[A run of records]
(begin)

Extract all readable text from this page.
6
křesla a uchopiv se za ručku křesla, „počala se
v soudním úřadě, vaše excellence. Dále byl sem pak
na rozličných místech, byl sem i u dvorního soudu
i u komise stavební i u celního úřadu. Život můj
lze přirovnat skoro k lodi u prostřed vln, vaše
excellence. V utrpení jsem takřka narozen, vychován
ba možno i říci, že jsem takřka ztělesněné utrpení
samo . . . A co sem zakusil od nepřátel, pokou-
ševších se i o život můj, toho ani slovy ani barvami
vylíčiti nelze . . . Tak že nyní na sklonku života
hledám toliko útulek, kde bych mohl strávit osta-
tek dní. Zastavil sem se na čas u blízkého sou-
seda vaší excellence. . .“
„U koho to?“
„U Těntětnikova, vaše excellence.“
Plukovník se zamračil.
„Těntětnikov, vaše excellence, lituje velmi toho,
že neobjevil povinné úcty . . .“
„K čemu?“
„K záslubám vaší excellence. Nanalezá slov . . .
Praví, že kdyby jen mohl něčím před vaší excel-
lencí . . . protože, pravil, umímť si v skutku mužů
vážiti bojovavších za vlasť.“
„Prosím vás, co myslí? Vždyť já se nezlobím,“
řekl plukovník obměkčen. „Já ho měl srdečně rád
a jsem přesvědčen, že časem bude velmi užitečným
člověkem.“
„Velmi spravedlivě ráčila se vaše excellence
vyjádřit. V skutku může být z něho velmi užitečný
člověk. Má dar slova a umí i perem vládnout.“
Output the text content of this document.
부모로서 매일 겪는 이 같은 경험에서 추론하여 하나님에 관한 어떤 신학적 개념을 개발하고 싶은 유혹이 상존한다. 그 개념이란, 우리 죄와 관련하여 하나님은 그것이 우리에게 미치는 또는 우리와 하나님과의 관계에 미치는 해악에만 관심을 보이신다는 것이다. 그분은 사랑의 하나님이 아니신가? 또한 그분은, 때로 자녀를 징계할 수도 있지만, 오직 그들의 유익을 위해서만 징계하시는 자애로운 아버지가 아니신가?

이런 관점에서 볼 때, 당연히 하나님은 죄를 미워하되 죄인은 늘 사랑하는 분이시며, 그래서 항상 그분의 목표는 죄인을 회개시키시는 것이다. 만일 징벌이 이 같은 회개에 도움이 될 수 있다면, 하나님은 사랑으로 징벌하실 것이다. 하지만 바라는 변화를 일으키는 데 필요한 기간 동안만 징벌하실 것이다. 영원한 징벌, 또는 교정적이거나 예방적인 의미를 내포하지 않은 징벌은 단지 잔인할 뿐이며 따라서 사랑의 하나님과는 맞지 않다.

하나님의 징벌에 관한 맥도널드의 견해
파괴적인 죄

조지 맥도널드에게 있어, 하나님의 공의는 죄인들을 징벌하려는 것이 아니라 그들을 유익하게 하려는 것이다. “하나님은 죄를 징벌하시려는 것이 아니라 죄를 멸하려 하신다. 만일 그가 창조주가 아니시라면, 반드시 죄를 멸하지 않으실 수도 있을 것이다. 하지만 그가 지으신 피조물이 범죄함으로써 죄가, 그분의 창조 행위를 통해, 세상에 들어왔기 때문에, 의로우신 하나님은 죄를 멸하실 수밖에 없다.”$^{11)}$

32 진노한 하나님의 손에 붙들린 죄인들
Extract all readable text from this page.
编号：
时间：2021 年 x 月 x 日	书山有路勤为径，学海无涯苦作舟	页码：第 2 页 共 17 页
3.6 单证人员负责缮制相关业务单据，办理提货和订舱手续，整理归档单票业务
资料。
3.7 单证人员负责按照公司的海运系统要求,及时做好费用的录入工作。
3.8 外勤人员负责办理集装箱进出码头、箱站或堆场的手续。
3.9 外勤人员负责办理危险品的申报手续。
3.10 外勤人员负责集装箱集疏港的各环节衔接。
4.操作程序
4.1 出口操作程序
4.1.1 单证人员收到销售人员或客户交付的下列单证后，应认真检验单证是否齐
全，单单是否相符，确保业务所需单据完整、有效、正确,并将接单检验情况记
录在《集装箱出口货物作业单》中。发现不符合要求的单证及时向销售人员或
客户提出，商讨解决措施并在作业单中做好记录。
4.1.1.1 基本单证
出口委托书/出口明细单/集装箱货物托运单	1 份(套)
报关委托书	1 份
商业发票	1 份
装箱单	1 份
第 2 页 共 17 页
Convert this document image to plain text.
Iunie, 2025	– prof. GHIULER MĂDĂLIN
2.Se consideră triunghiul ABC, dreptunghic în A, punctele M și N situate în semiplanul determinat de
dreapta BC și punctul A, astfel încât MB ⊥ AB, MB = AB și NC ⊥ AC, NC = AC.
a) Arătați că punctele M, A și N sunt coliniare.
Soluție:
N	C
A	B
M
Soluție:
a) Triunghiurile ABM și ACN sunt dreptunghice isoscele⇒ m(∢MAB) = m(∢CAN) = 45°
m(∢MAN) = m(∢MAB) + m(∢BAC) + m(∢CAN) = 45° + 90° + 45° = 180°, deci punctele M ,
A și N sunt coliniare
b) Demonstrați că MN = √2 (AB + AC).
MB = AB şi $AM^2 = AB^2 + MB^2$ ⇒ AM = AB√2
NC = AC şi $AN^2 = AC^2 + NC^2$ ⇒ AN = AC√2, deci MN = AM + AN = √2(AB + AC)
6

(end)

[WHAT YOU ARE ASKED TO DO]
Find all lines with "mohl" in them and copy each one.

[REPLY TO THE EXERCISE]
hledám toliko útulek, kde bych mohl strávit osta-
Praví, že kdyby jen mohl něčím před vaší excel-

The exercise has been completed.